Problem details: Repeat, exactly and in full, the lines of the listing below, but without any pictures.

Provided entries:
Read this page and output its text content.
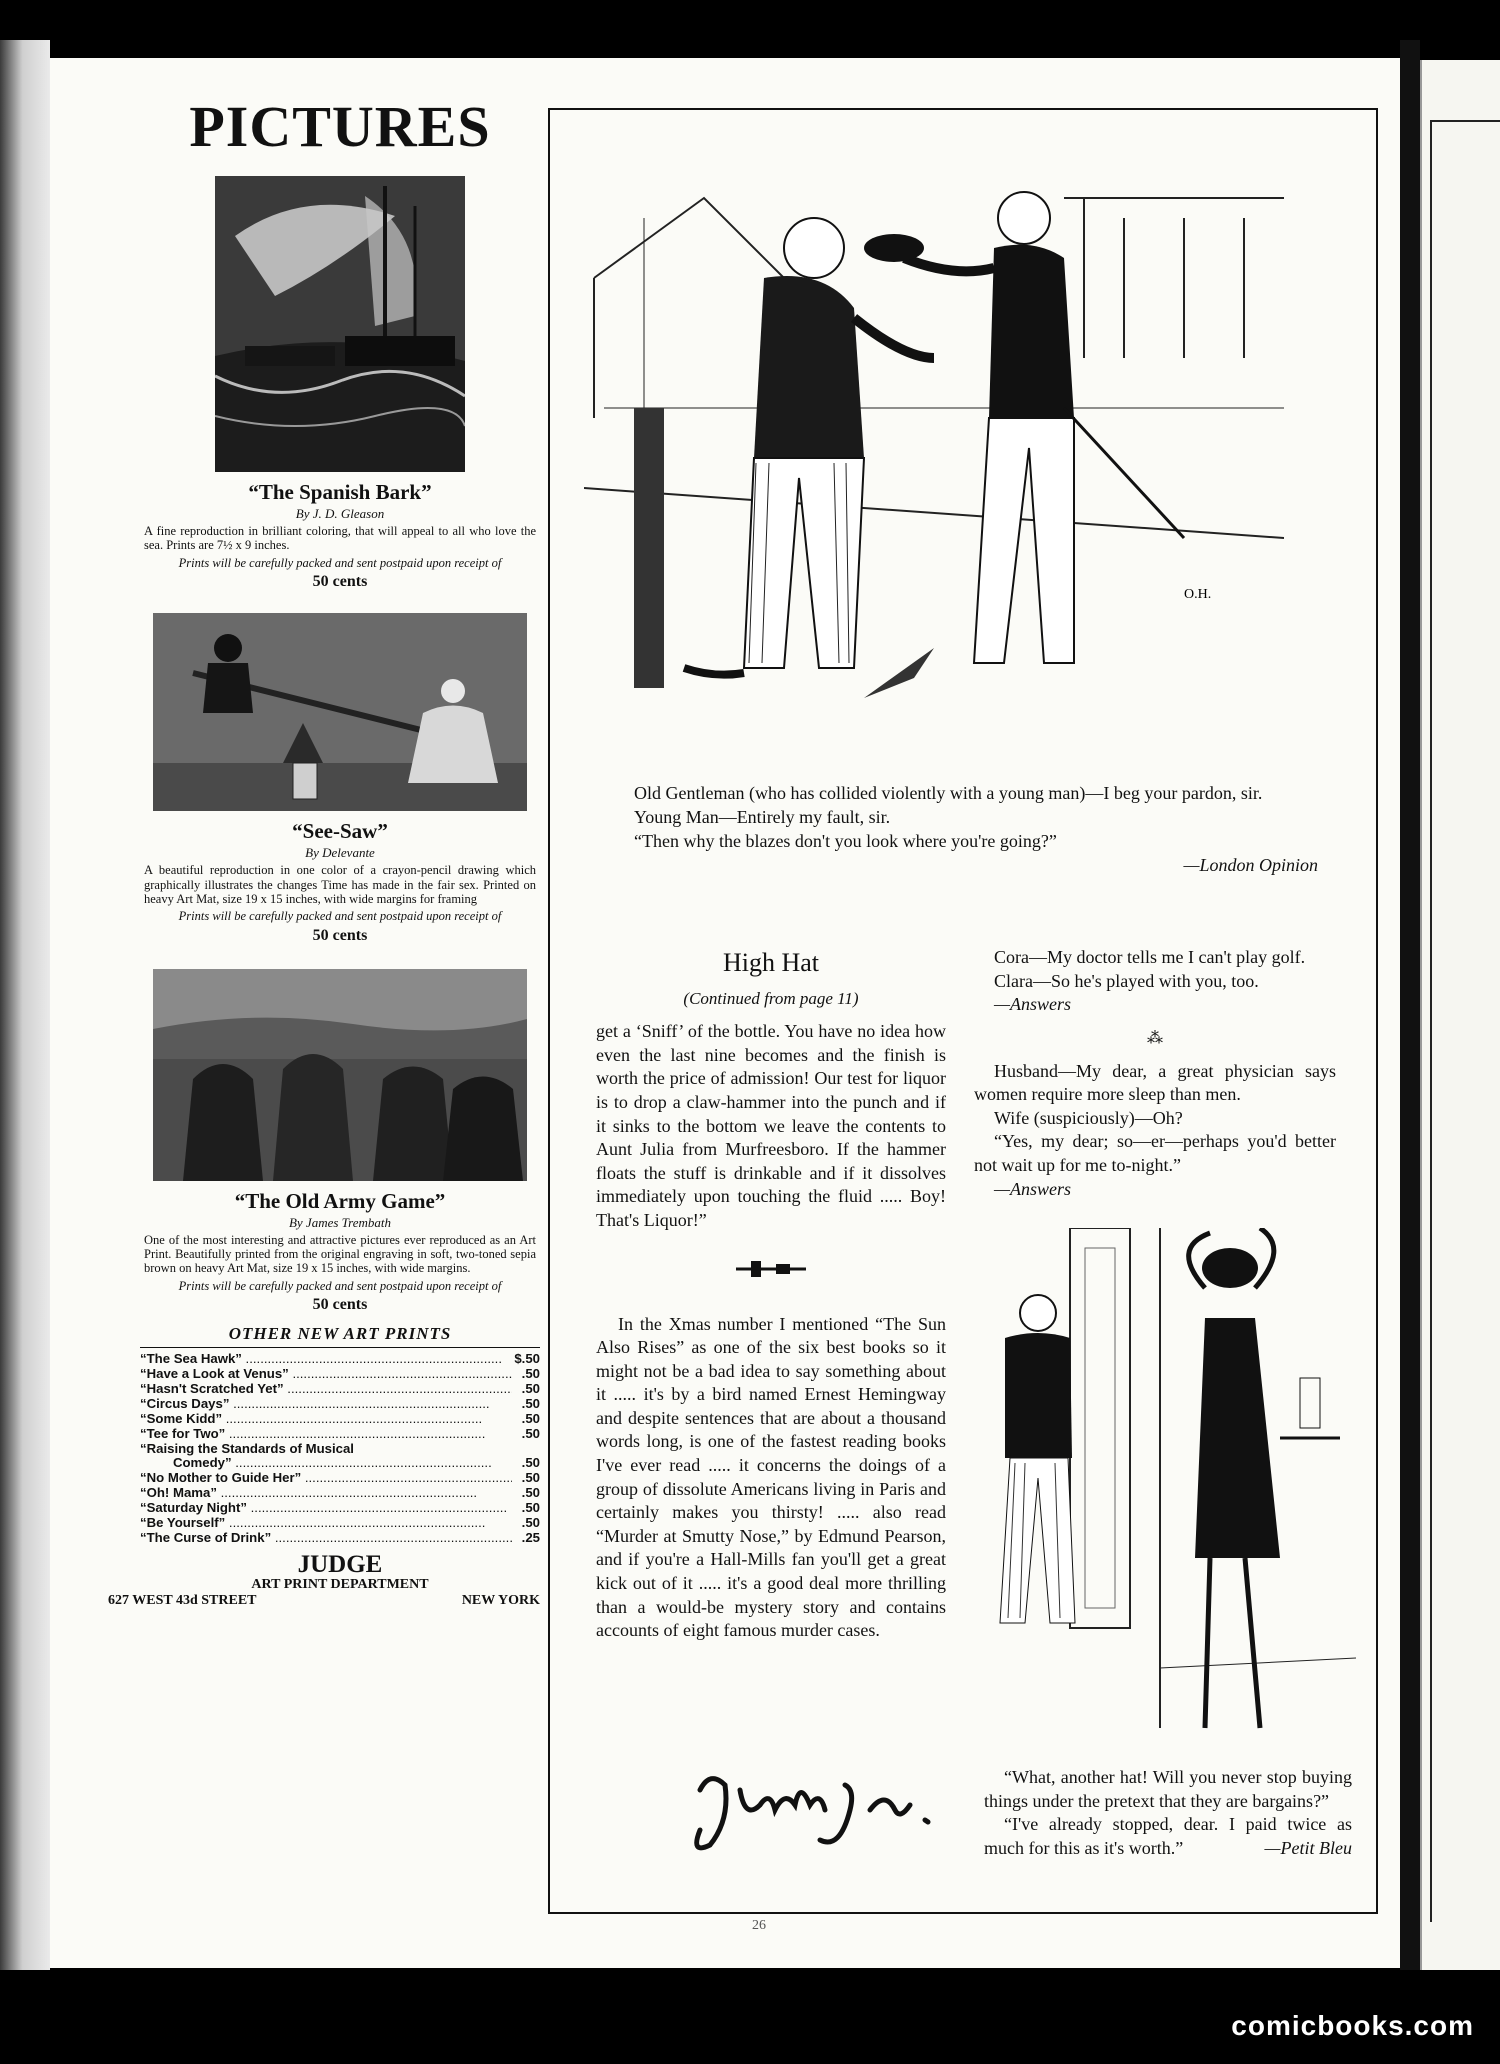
PICTURES
“The Spanish Bark”
By J. D. Gleason
A fine reproduction in brilliant coloring, that will appeal to all who love the sea. Prints are 7½ x 9 inches.
Prints will be carefully packed and sent postpaid upon receipt of
50 cents
“See-Saw”
By Delevante
A beautiful reproduction in one color of a crayon-pencil drawing which graphically illustrates the changes Time has made in the fair sex. Printed on heavy Art Mat, size 19 x 15 inches, with wide margins for framing
Prints will be carefully packed and sent postpaid upon receipt of
50 cents
“The Old Army Game”
By James Trembath
One of the most interesting and attractive pictures ever reproduced as an Art Print. Beautifully printed from the original engraving in soft, two-toned sepia brown on heavy Art Mat, size 19 x 15 inches, with wide margins.
Prints will be carefully packed and sent postpaid upon receipt of
50 cents
OTHER NEW ART PRINTS
“The Sea Hawk” .....	$.50
“Have a Look at Venus” .....	.50
“Hasn't Scratched Yet” .....	.50
“Circus Days” .....	.50
“Some Kidd” .....	.50
“Tee for Two” .....	.50
“Raising the Standards of Musical
Comedy” .....	.50
“No Mother to Guide Her” .....	.50
“Oh! Mama” .....	.50
“Saturday Night” .....	.50
“Be Yourself” .....	.50
“The Curse of Drink” .....	.25
JUDGE
ART PRINT DEPARTMENT
627 WEST 43d STREET	NEW YORK
O.H.

Old Gentleman (who has collided violently with a young man)—I beg your pardon, sir.

Young Man—Entirely my fault, sir.

“Then why the blazes don't you look where you're going?”

—London Opinion

High Hat
(Continued from page 11)

get a ‘Sniff’ of the bottle. You have no idea how even the last nine becomes and the finish is worth the price of admission! Our test for liquor is to drop a claw-hammer into the punch and if it sinks to the bottom we leave the contents to Aunt Julia from Murfreesboro. If the hammer floats the stuff is drinkable and if it dissolves immediately upon touching the fluid ..... Boy! That's Liquor!”

In the Xmas number I mentioned “The Sun Also Rises” as one of the six best books so it might not be a bad idea to say something about it ..... it's by a bird named Ernest Hemingway and despite sentences that are about a thousand words long, is one of the fastest reading books I've ever read ..... it concerns the doings of a group of dissolute Americans living in Paris and certainly makes you thirsty! ..... also read “Murder at Smutty Nose,” by Edmund Pearson, and if you're a Hall-Mills fan you'll get a great kick out of it ..... it's a good deal more thrilling than a would-be mystery story and contains accounts of eight famous murder cases.

Cora—My doctor tells me I can't play golf.

Clara—So he's played with you, too.

—Answers

⁂

Husband—My dear, a great physician says women require more sleep than men.

Wife (suspiciously)—Oh?

“Yes, my dear; so—er—perhaps you'd better not wait up for me to-night.”

—Answers

“What, another hat! Will you never stop buying things under the pretext that they are bargains?”

“I've already stopped, dear. I paid twice as much for this as it's worth.”	—Petit Bleu

26
comicbooks.com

Task solution:
Read this page and output its text content.
PICTURES
“The Spanish Bark”
By J. D. Gleason
A fine reproduction in brilliant coloring, that will appeal to all who love the sea. Prints are 7½ x 9 inches.
Prints will be carefully packed and sent postpaid upon receipt of
50 cents
“See-Saw”
By Delevante
A beautiful reproduction in one color of a crayon-pencil drawing which graphically illustrates the changes Time has made in the fair sex. Printed on heavy Art Mat, size 19 x 15 inches, with wide margins for framing
Prints will be carefully packed and sent postpaid upon receipt of
50 cents
“The Old Army Game”
By James Trembath
One of the most interesting and attractive pictures ever reproduced as an Art Print. Beautifully printed from the original engraving in soft, two-toned sepia brown on heavy Art Mat, size 19 x 15 inches, with wide margins.
Prints will be carefully packed and sent postpaid upon receipt of
50 cents
OTHER NEW ART PRINTS
“The Sea Hawk” .....	$.50
“Have a Look at Venus” .....	.50
“Hasn't Scratched Yet” .....	.50
“Circus Days” .....	.50
“Some Kidd” .....	.50
“Tee for Two” .....	.50
“Raising the Standards of Musical
Comedy” .....	.50
“No Mother to Guide Her” .....	.50
“Oh! Mama” .....	.50
“Saturday Night” .....	.50
“Be Yourself” .....	.50
“The Curse of Drink” .....	.25
JUDGE
ART PRINT DEPARTMENT
627 WEST 43d STREET	NEW YORK
O.H.

Old Gentleman (who has collided violently with a young man)—I beg your pardon, sir.

Young Man—Entirely my fault, sir.

“Then why the blazes don't you look where you're going?”

—London Opinion

High Hat
(Continued from page 11)

get a ‘Sniff’ of the bottle. You have no idea how even the last nine becomes and the finish is worth the price of admission! Our test for liquor is to drop a claw-hammer into the punch and if it sinks to the bottom we leave the contents to Aunt Julia from Murfreesboro. If the hammer floats the stuff is drinkable and if it dissolves immediately upon touching the fluid ..... Boy! That's Liquor!”

In the Xmas number I mentioned “The Sun Also Rises” as one of the six best books so it might not be a bad idea to say something about it ..... it's by a bird named Ernest Hemingway and despite sentences that are about a thousand words long, is one of the fastest reading books I've ever read ..... it concerns the doings of a group of dissolute Americans living in Paris and certainly makes you thirsty! ..... also read “Murder at Smutty Nose,” by Edmund Pearson, and if you're a Hall-Mills fan you'll get a great kick out of it ..... it's a good deal more thrilling than a would-be mystery story and contains accounts of eight famous murder cases.

Cora—My doctor tells me I can't play golf.

Clara—So he's played with you, too.

—Answers

⁂

Husband—My dear, a great physician says women require more sleep than men.

Wife (suspiciously)—Oh?

“Yes, my dear; so—er—perhaps you'd better not wait up for me to-night.”

—Answers

“What, another hat! Will you never stop buying things under the pretext that they are bargains?”

“I've already stopped, dear. I paid twice as much for this as it's worth.”	—Petit Bleu

26
comicbooks.com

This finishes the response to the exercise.